→ **DIRECTIONS**
Copy every line, leaving nothing out and adding nothing.

→ **RECORDS SHOWN**
******
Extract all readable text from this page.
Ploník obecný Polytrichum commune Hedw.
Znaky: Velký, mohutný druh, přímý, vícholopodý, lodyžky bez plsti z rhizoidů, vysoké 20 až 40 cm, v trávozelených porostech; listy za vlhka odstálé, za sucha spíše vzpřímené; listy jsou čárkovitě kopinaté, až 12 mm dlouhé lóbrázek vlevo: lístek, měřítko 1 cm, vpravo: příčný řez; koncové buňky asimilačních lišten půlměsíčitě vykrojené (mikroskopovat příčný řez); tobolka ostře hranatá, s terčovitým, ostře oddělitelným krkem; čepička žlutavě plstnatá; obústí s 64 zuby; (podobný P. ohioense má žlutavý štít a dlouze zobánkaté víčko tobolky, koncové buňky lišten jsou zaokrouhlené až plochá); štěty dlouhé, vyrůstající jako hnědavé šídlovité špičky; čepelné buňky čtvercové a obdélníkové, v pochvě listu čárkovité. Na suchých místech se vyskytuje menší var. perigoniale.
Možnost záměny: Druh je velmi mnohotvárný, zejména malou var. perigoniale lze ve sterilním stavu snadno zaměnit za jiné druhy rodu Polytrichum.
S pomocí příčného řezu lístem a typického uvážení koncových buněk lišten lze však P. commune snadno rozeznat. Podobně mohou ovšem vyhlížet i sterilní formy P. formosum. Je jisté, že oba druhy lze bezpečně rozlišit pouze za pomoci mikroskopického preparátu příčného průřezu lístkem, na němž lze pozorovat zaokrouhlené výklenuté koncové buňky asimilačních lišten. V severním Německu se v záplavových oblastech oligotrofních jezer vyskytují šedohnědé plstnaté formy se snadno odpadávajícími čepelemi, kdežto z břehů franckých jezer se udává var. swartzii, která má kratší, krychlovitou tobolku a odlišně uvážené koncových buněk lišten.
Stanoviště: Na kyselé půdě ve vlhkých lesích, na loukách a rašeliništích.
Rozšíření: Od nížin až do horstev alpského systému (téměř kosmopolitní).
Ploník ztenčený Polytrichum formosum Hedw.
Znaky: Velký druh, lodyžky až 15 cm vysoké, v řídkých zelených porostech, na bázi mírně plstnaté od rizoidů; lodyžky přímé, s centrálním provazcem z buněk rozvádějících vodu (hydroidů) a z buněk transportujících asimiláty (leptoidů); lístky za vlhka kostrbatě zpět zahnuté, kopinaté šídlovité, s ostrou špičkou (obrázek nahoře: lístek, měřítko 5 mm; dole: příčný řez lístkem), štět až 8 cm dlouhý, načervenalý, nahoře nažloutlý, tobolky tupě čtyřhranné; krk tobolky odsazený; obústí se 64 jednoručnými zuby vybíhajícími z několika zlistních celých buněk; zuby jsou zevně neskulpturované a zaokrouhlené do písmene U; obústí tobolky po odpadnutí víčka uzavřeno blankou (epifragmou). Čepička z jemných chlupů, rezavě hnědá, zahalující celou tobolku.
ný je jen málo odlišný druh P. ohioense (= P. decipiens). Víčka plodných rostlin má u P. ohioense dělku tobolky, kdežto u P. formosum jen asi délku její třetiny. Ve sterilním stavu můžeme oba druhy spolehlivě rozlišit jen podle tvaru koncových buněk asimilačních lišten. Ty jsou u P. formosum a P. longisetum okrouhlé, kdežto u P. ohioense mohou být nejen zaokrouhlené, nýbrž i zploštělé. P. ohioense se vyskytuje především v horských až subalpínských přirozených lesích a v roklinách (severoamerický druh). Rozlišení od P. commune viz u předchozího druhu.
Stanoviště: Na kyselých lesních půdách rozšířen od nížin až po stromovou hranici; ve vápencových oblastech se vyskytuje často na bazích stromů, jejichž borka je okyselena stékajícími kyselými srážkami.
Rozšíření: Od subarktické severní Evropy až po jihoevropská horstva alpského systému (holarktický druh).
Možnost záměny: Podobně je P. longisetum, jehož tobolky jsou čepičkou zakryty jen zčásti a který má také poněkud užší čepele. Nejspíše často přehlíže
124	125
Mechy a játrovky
******
→ **PROBLEM SOLUTION**
Extract all readable text from this page.
Ploník obecný Polytrichum commune Hedw.
Znaky: Velký, mohutný druh, přímý, vícholopodý, lodyžky bez plsti z rhizoidů, vysoké 20 až 40 cm, v trávozelených porostech; listy za vlhka odstálé, za sucha spíše vzpřímené; listy jsou čárkovitě kopinaté, až 12 mm dlouhé lóbrázek vlevo: lístek, měřítko 1 cm, vpravo: příčný řez; koncové buňky asimilačních lišten půlměsíčitě vykrojené (mikroskopovat příčný řez); tobolka ostře hranatá, s terčovitým, ostře oddělitelným krkem; čepička žlutavě plstnatá; obústí s 64 zuby; (podobný P. ohioense má žlutavý štít a dlouze zobánkaté víčko tobolky, koncové buňky lišten jsou zaokrouhlené až plochá); štěty dlouhé, vyrůstající jako hnědavé šídlovité špičky; čepelné buňky čtvercové a obdélníkové, v pochvě listu čárkovité. Na suchých místech se vyskytuje menší var. perigoniale.
Možnost záměny: Druh je velmi mnohotvárný, zejména malou var. perigoniale lze ve sterilním stavu snadno zaměnit za jiné druhy rodu Polytrichum.
S pomocí příčného řezu lístem a typického uvážení koncových buněk lišten lze však P. commune snadno rozeznat. Podobně mohou ovšem vyhlížet i sterilní formy P. formosum. Je jisté, že oba druhy lze bezpečně rozlišit pouze za pomoci mikroskopického preparátu příčného průřezu lístkem, na němž lze pozorovat zaokrouhlené výklenuté koncové buňky asimilačních lišten. V severním Německu se v záplavových oblastech oligotrofních jezer vyskytují šedohnědé plstnaté formy se snadno odpadávajícími čepelemi, kdežto z břehů franckých jezer se udává var. swartzii, která má kratší, krychlovitou tobolku a odlišně uvážené koncových buněk lišten.
Stanoviště: Na kyselé půdě ve vlhkých lesích, na loukách a rašeliništích.
Rozšíření: Od nížin až do horstev alpského systému (téměř kosmopolitní).
Ploník ztenčený Polytrichum formosum Hedw.
Znaky: Velký druh, lodyžky až 15 cm vysoké, v řídkých zelených porostech, na bázi mírně plstnaté od rizoidů; lodyžky přímé, s centrálním provazcem z buněk rozvádějících vodu (hydroidů) a z buněk transportujících asimiláty (leptoidů); lístky za vlhka kostrbatě zpět zahnuté, kopinaté šídlovité, s ostrou špičkou (obrázek nahoře: lístek, měřítko 5 mm; dole: příčný řez lístkem), štět až 8 cm dlouhý, načervenalý, nahoře nažloutlý, tobolky tupě čtyřhranné; krk tobolky odsazený; obústí se 64 jednoručnými zuby vybíhajícími z několika zlistních celých buněk; zuby jsou zevně neskulpturované a zaokrouhlené do písmene U; obústí tobolky po odpadnutí víčka uzavřeno blankou (epifragmou). Čepička z jemných chlupů, rezavě hnědá, zahalující celou tobolku.
ný je jen málo odlišný druh P. ohioense (= P. decipiens). Víčka plodných rostlin má u P. ohioense dělku tobolky, kdežto u P. formosum jen asi délku její třetiny. Ve sterilním stavu můžeme oba druhy spolehlivě rozlišit jen podle tvaru koncových buněk asimilačních lišten. Ty jsou u P. formosum a P. longisetum okrouhlé, kdežto u P. ohioense mohou být nejen zaokrouhlené, nýbrž i zploštělé. P. ohioense se vyskytuje především v horských až subalpínských přirozených lesích a v roklinách (severoamerický druh). Rozlišení od P. commune viz u předchozího druhu.
Stanoviště: Na kyselých lesních půdách rozšířen od nížin až po stromovou hranici; ve vápencových oblastech se vyskytuje často na bazích stromů, jejichž borka je okyselena stékajícími kyselými srážkami.
Rozšíření: Od subarktické severní Evropy až po jihoevropská horstva alpského systému (holarktický druh).
Možnost záměny: Podobně je P. longisetum, jehož tobolky jsou čepičkou zakryty jen zčásti a který má také poněkud užší čepele. Nejspíše často přehlíže
124	125
Mechy a játrovky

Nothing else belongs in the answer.